_Written task_
Every line below that contains "color" is to be copied.

Data entries for graphics:
┄┄┄┄┄┄┄┄┄┄

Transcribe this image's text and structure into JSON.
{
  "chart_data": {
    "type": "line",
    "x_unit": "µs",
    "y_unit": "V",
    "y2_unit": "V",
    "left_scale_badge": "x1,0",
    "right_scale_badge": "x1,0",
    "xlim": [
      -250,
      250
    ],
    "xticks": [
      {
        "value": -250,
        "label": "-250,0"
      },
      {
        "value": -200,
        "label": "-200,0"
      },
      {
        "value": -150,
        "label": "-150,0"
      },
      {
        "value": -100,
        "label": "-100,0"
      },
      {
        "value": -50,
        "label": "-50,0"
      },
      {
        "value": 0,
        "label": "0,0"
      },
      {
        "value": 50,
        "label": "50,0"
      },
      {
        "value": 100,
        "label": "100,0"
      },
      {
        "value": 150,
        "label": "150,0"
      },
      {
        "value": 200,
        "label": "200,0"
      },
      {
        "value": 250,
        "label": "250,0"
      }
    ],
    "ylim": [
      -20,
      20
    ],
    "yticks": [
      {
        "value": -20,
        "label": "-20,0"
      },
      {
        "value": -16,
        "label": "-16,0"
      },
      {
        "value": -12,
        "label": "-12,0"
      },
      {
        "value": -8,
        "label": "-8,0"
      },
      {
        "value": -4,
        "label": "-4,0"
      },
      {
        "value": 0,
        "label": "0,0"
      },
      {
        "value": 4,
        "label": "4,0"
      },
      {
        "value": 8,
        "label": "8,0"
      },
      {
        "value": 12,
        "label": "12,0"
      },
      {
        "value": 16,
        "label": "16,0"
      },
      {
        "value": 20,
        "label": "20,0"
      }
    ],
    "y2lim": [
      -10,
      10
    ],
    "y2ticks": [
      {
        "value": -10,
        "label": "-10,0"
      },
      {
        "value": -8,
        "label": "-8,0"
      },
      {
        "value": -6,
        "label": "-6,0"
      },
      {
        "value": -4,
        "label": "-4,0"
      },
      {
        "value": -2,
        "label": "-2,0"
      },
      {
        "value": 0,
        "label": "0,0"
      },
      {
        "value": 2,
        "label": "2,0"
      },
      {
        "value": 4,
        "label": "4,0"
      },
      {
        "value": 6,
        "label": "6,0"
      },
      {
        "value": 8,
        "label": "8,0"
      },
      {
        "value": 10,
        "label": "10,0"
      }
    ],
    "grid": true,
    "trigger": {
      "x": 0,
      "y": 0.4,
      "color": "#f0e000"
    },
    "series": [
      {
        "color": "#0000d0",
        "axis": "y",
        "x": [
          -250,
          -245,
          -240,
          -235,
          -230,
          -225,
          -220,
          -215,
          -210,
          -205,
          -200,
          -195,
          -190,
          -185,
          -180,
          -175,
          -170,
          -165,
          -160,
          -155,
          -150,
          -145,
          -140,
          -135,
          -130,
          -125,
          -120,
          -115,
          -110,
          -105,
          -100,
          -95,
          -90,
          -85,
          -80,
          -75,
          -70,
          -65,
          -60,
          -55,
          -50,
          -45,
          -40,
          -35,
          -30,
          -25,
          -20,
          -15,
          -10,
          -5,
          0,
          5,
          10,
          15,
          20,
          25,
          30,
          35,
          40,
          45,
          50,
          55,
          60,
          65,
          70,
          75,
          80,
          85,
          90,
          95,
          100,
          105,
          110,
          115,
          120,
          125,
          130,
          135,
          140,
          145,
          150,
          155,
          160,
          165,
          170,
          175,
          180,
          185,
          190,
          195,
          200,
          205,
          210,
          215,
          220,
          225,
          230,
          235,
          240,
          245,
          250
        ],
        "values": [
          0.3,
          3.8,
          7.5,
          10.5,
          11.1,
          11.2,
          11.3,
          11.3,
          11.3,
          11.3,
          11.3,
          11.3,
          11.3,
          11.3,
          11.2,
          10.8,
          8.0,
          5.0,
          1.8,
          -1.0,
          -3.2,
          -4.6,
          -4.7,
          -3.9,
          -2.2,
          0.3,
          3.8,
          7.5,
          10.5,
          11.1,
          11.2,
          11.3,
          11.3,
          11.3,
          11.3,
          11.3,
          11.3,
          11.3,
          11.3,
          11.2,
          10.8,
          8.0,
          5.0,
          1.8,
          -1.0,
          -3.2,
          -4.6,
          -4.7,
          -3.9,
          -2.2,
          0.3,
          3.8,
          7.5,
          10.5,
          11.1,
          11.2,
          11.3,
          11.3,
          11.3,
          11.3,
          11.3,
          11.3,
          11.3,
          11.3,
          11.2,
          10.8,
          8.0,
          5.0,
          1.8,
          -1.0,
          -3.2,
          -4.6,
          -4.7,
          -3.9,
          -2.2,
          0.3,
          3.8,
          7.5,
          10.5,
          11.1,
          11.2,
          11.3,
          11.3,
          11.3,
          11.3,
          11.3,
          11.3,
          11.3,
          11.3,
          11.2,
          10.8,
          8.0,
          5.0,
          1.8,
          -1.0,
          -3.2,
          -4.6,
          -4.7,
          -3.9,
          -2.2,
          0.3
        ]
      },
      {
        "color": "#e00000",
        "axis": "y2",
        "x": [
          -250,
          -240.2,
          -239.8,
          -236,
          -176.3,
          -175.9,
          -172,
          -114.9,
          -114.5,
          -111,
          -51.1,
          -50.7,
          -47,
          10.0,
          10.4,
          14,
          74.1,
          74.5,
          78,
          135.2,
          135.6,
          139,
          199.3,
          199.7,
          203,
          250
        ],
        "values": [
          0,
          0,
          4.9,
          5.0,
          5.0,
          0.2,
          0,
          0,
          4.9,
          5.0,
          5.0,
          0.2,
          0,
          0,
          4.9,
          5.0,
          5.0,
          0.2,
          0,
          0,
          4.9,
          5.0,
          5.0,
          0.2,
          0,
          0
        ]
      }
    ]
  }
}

┄┄┄┄┄┄┄┄┄┄

_Solution to this exercise_
      "color": "#f0e000"
        "color": "#0000d0",
        "color": "#e00000",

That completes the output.